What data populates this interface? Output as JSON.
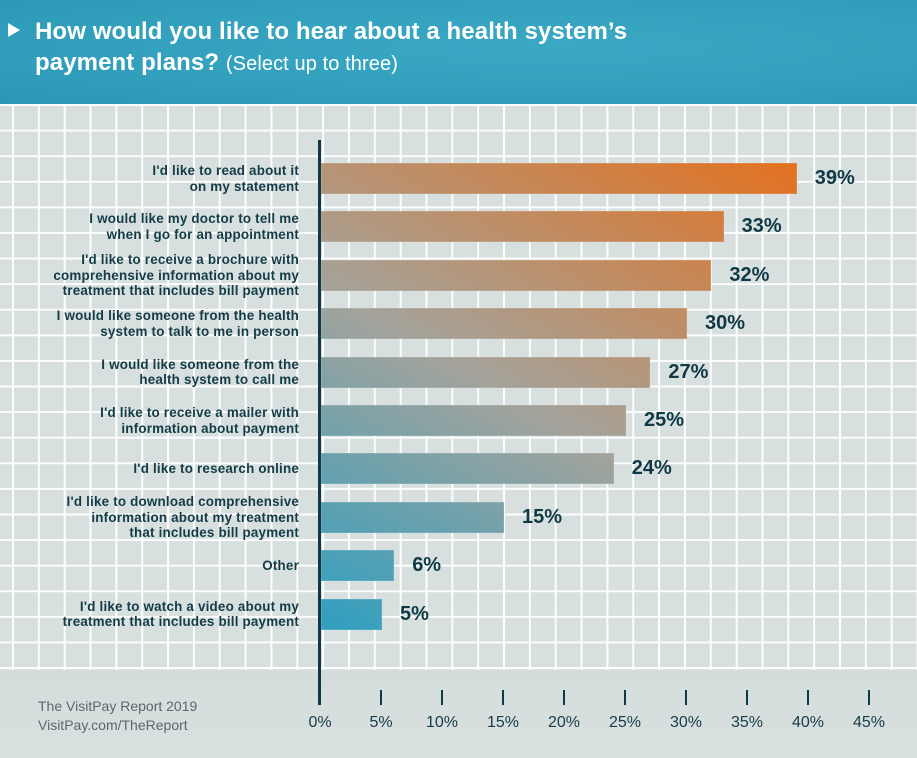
{
  "header": {
    "title": "How would you like to hear about a health system’s payment plans?",
    "subtitle": "(Select up to three)"
  },
  "footer": {
    "source_line1": "The VisitPay Report 2019",
    "source_line2": "VisitPay.com/TheReport"
  },
  "colors": {
    "header_bg": "#33a1bd",
    "bar_start": "#2f9fc0",
    "bar_mid": "#a3a39c",
    "bar_end": "#e56f1a",
    "text_dark": "#0f3945",
    "grid_bg": "#d7dfdf"
  },
  "chart_data": {
    "type": "bar",
    "orientation": "horizontal",
    "title": "How would you like to hear about a health system’s payment plans? (Select up to three)",
    "xlabel": "",
    "ylabel": "",
    "xlim": [
      0,
      45
    ],
    "grid": true,
    "categories": [
      [
        "I'd like to read about it",
        "on my statement"
      ],
      [
        "I would like my doctor to tell me",
        "when I go for an appointment"
      ],
      [
        "I'd like to receive a brochure with",
        "comprehensive information about my",
        "treatment that includes bill payment"
      ],
      [
        "I would like someone from the health",
        "system to talk to me in person"
      ],
      [
        "I would like someone from the",
        "health system to call me"
      ],
      [
        "I'd like to receive a mailer with",
        "information about payment"
      ],
      [
        "I'd like to research online"
      ],
      [
        "I'd like to download comprehensive",
        "information about my treatment",
        "that includes bill payment"
      ],
      [
        "Other"
      ],
      [
        "I'd like to watch a video about my",
        "treatment that includes bill payment"
      ]
    ],
    "values": [
      39,
      33,
      32,
      30,
      27,
      25,
      24,
      15,
      6,
      5
    ],
    "value_labels": [
      "39%",
      "33%",
      "32%",
      "30%",
      "27%",
      "25%",
      "24%",
      "15%",
      "6%",
      "5%"
    ],
    "x_ticks": [
      0,
      5,
      10,
      15,
      20,
      25,
      30,
      35,
      40,
      45
    ],
    "x_tick_labels": [
      "0%",
      "5%",
      "10%",
      "15%",
      "20%",
      "25%",
      "30%",
      "35%",
      "40%",
      "45%"
    ]
  }
}
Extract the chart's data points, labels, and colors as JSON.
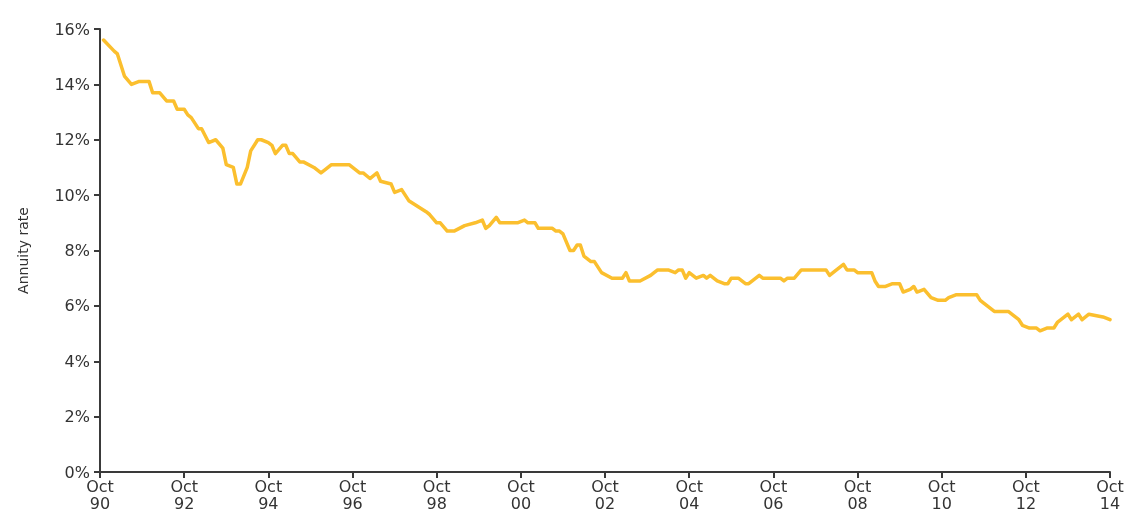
{
  "chart_data": {
    "type": "line",
    "ylabel": "Annuity rate",
    "xlim": [
      "1990-10",
      "2014-10"
    ],
    "xticks": [
      {
        "value": "1990-10",
        "label": "Oct\n90"
      },
      {
        "value": "1992-10",
        "label": "Oct\n92"
      },
      {
        "value": "1994-10",
        "label": "Oct\n94"
      },
      {
        "value": "1996-10",
        "label": "Oct\n96"
      },
      {
        "value": "1998-10",
        "label": "Oct\n98"
      },
      {
        "value": "2000-10",
        "label": "Oct\n00"
      },
      {
        "value": "2002-10",
        "label": "Oct\n02"
      },
      {
        "value": "2004-10",
        "label": "Oct\n04"
      },
      {
        "value": "2006-10",
        "label": "Oct\n06"
      },
      {
        "value": "2008-10",
        "label": "Oct\n08"
      },
      {
        "value": "2010-10",
        "label": "Oct\n10"
      },
      {
        "value": "2012-10",
        "label": "Oct\n12"
      },
      {
        "value": "2014-10",
        "label": "Oct\n14"
      }
    ],
    "ylim": [
      0,
      16
    ],
    "yticks": [
      {
        "value": 0,
        "label": "0%"
      },
      {
        "value": 2,
        "label": "2%"
      },
      {
        "value": 4,
        "label": "4%"
      },
      {
        "value": 6,
        "label": "6%"
      },
      {
        "value": 8,
        "label": "8%"
      },
      {
        "value": 10,
        "label": "10%"
      },
      {
        "value": 12,
        "label": "12%"
      },
      {
        "value": 14,
        "label": "14%"
      },
      {
        "value": 16,
        "label": "16%"
      }
    ],
    "grid": false,
    "marker": "none",
    "line_style": "solid",
    "x": [
      "1990-11",
      "1991-02",
      "1991-03",
      "1991-05",
      "1991-07",
      "1991-09",
      "1991-12",
      "1992-01",
      "1992-03",
      "1992-05",
      "1992-07",
      "1992-08",
      "1992-10",
      "1992-11",
      "1992-12",
      "1993-02",
      "1993-03",
      "1993-05",
      "1993-07",
      "1993-09",
      "1993-10",
      "1993-12",
      "1994-01",
      "1994-02",
      "1994-04",
      "1994-05",
      "1994-07",
      "1994-08",
      "1994-10",
      "1994-11",
      "1994-12",
      "1995-02",
      "1995-03",
      "1995-04",
      "1995-05",
      "1995-07",
      "1995-08",
      "1995-11",
      "1996-01",
      "1996-02",
      "1996-04",
      "1996-06",
      "1996-08",
      "1996-09",
      "1996-12",
      "1997-01",
      "1997-03",
      "1997-05",
      "1997-06",
      "1997-09",
      "1997-10",
      "1997-12",
      "1998-02",
      "1998-07",
      "1998-08",
      "1998-10",
      "1998-11",
      "1999-01",
      "1999-02",
      "1999-03",
      "1999-06",
      "1999-09",
      "1999-11",
      "1999-12",
      "2000-01",
      "2000-03",
      "2000-04",
      "2000-06",
      "2000-08",
      "2000-09",
      "2000-11",
      "2000-12",
      "2001-02",
      "2001-03",
      "2001-05",
      "2001-07",
      "2001-08",
      "2001-09",
      "2001-10",
      "2001-12",
      "2002-01",
      "2002-02",
      "2002-03",
      "2002-04",
      "2002-06",
      "2002-07",
      "2002-09",
      "2002-12",
      "2003-01",
      "2003-03",
      "2003-04",
      "2003-05",
      "2003-08",
      "2003-11",
      "2003-12",
      "2004-01",
      "2004-04",
      "2004-06",
      "2004-07",
      "2004-08",
      "2004-09",
      "2004-10",
      "2004-12",
      "2005-02",
      "2005-03",
      "2005-04",
      "2005-06",
      "2005-08",
      "2005-09",
      "2005-10",
      "2005-12",
      "2006-02",
      "2006-03",
      "2006-04",
      "2006-06",
      "2006-07",
      "2006-10",
      "2006-12",
      "2007-01",
      "2007-02",
      "2007-04",
      "2007-06",
      "2007-08",
      "2007-12",
      "2008-01",
      "2008-02",
      "2008-04",
      "2008-06",
      "2008-07",
      "2008-09",
      "2008-10",
      "2009-01",
      "2009-02",
      "2009-03",
      "2009-04",
      "2009-06",
      "2009-08",
      "2009-10",
      "2009-11",
      "2010-01",
      "2010-02",
      "2010-03",
      "2010-05",
      "2010-07",
      "2010-09",
      "2010-11",
      "2010-12",
      "2011-02",
      "2011-04",
      "2011-08",
      "2011-09",
      "2011-10",
      "2012-01",
      "2012-03",
      "2012-05",
      "2012-07",
      "2012-08",
      "2012-09",
      "2012-11",
      "2013-01",
      "2013-02",
      "2013-04",
      "2013-06",
      "2013-07",
      "2013-08",
      "2013-10",
      "2013-11",
      "2014-01",
      "2014-02",
      "2014-04",
      "2014-08",
      "2014-10"
    ],
    "series": [
      {
        "color": "#fbbf2e",
        "values": [
          15.6,
          15.2,
          15.1,
          14.3,
          14.0,
          14.1,
          14.1,
          13.7,
          13.7,
          13.4,
          13.4,
          13.1,
          13.1,
          12.9,
          12.8,
          12.4,
          12.4,
          11.9,
          12.0,
          11.7,
          11.1,
          11.0,
          10.4,
          10.4,
          11.0,
          11.6,
          12.0,
          12.0,
          11.9,
          11.8,
          11.5,
          11.8,
          11.8,
          11.5,
          11.5,
          11.2,
          11.2,
          11.0,
          10.8,
          10.9,
          11.1,
          11.1,
          11.1,
          11.1,
          10.8,
          10.8,
          10.6,
          10.8,
          10.5,
          10.4,
          10.1,
          10.2,
          9.8,
          9.4,
          9.3,
          9.0,
          9.0,
          8.7,
          8.7,
          8.7,
          8.9,
          9.0,
          9.1,
          8.8,
          8.9,
          9.2,
          9.0,
          9.0,
          9.0,
          9.0,
          9.1,
          9.0,
          9.0,
          8.8,
          8.8,
          8.8,
          8.7,
          8.7,
          8.6,
          8.0,
          8.0,
          8.2,
          8.2,
          7.8,
          7.6,
          7.6,
          7.2,
          7.0,
          7.0,
          7.0,
          7.2,
          6.9,
          6.9,
          7.1,
          7.2,
          7.3,
          7.3,
          7.2,
          7.3,
          7.3,
          7.0,
          7.2,
          7.0,
          7.1,
          7.0,
          7.1,
          6.9,
          6.8,
          6.8,
          7.0,
          7.0,
          6.8,
          6.8,
          6.9,
          7.1,
          7.0,
          7.0,
          7.0,
          6.9,
          7.0,
          7.0,
          7.3,
          7.3,
          7.3,
          7.3,
          7.1,
          7.3,
          7.5,
          7.3,
          7.3,
          7.2,
          7.2,
          7.2,
          6.9,
          6.7,
          6.7,
          6.8,
          6.8,
          6.5,
          6.6,
          6.7,
          6.5,
          6.6,
          6.3,
          6.2,
          6.2,
          6.3,
          6.4,
          6.4,
          6.4,
          6.2,
          6.1,
          5.8,
          5.8,
          5.8,
          5.6,
          5.5,
          5.3,
          5.2,
          5.2,
          5.1,
          5.2,
          5.2,
          5.4,
          5.5,
          5.7,
          5.5,
          5.7,
          5.5,
          5.7,
          5.6,
          5.5
        ]
      }
    ]
  }
}
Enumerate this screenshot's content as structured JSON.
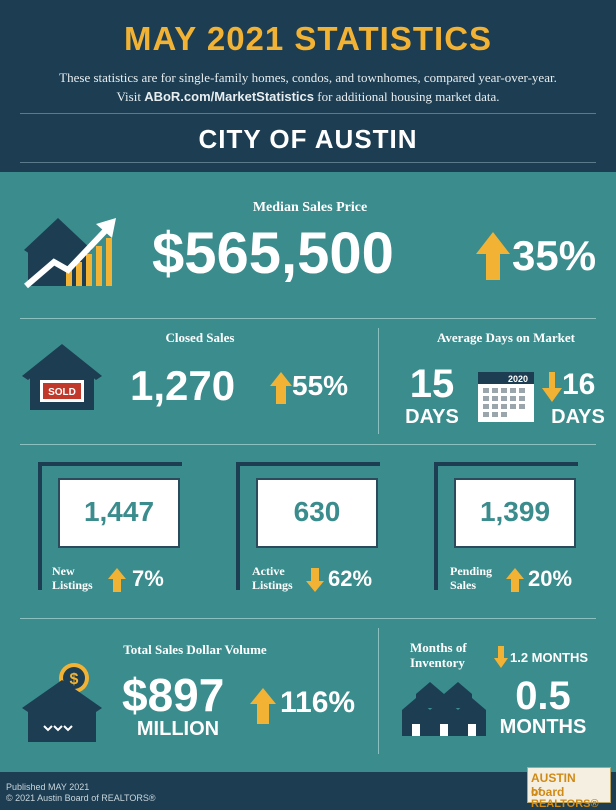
{
  "header": {
    "title": "MAY 2021 STATISTICS",
    "subtitle_line1": "These statistics are for single-family homes, condos, and townhomes, compared year-over-year.",
    "subtitle_visit": "Visit",
    "subtitle_link": "ABoR.com/MarketStatistics",
    "subtitle_rest": "for additional housing market data.",
    "city": "CITY OF AUSTIN"
  },
  "median": {
    "label": "Median Sales Price",
    "value": "$565,500",
    "change": "35%"
  },
  "closed": {
    "label": "Closed Sales",
    "sign": "SOLD",
    "value": "1,270",
    "change": "55%"
  },
  "dom": {
    "label": "Average Days on Market",
    "value": "15",
    "unit": "DAYS",
    "calendar_year": "2020",
    "prev_value": "16",
    "prev_unit": "DAYS"
  },
  "listings": {
    "new": {
      "value": "1,447",
      "label1": "New",
      "label2": "Listings",
      "change": "7%"
    },
    "active": {
      "value": "630",
      "label1": "Active",
      "label2": "Listings",
      "change": "62%"
    },
    "pending": {
      "value": "1,399",
      "label1": "Pending",
      "label2": "Sales",
      "change": "20%"
    }
  },
  "volume": {
    "label": "Total Sales Dollar Volume",
    "value": "$897",
    "unit": "MILLION",
    "change": "116%"
  },
  "inventory": {
    "label1": "Months of",
    "label2": "Inventory",
    "prev": "1.2 MONTHS",
    "value": "0.5",
    "unit": "MONTHS"
  },
  "footer": {
    "published": "Published MAY 2021",
    "copyright": "© 2021 Austin Board of REALTORS®",
    "logo1": "AUSTIN board",
    "logo2": "of REALTORS®"
  },
  "colors": {
    "gold": "#f2b233",
    "teal": "#3b8c8d",
    "navy": "#1d3d52"
  }
}
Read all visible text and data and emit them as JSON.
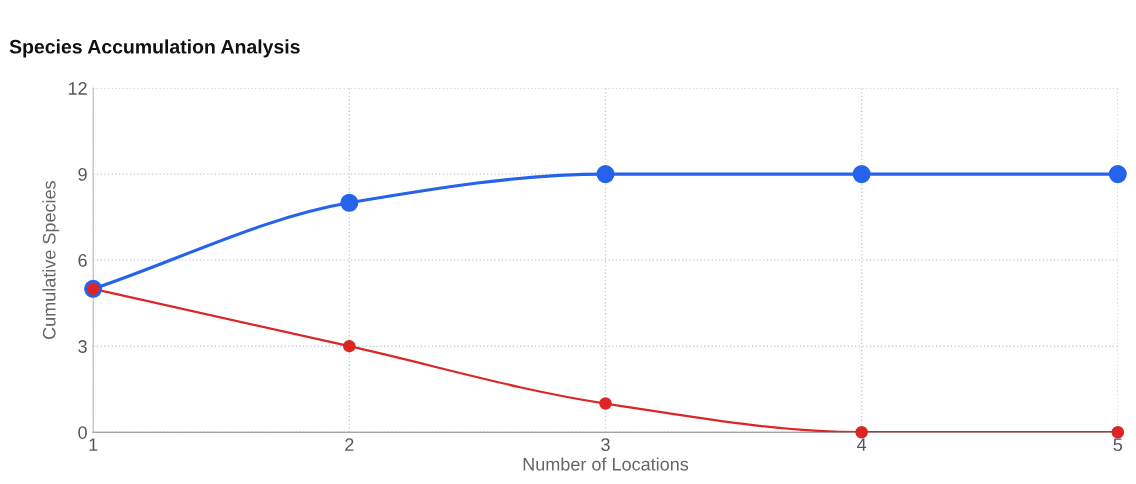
{
  "chart_data": {
    "type": "line",
    "title": "Species Accumulation Analysis",
    "xlabel": "Number of Locations",
    "ylabel": "Cumulative Species",
    "x": [
      1,
      2,
      3,
      4,
      5
    ],
    "series": [
      {
        "color": "#2563eb",
        "values": [
          5,
          8,
          9,
          9,
          9
        ]
      },
      {
        "color": "#dc2626",
        "values": [
          5,
          3,
          1,
          0,
          0
        ]
      }
    ],
    "xlim": [
      1,
      5
    ],
    "xticks": [
      1,
      2,
      3,
      4,
      5
    ],
    "ylim": [
      0,
      12
    ],
    "yticks": [
      0,
      3,
      6,
      9,
      12
    ],
    "grid": true,
    "marker": "circle",
    "line_style": "solid"
  }
}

################

» Task instructions
Track down all lines above with the string "this" and copy them.

» Answer in full
What data populates this interface? Output as JSON.
Enumerate this screenshot's content as structured JSON.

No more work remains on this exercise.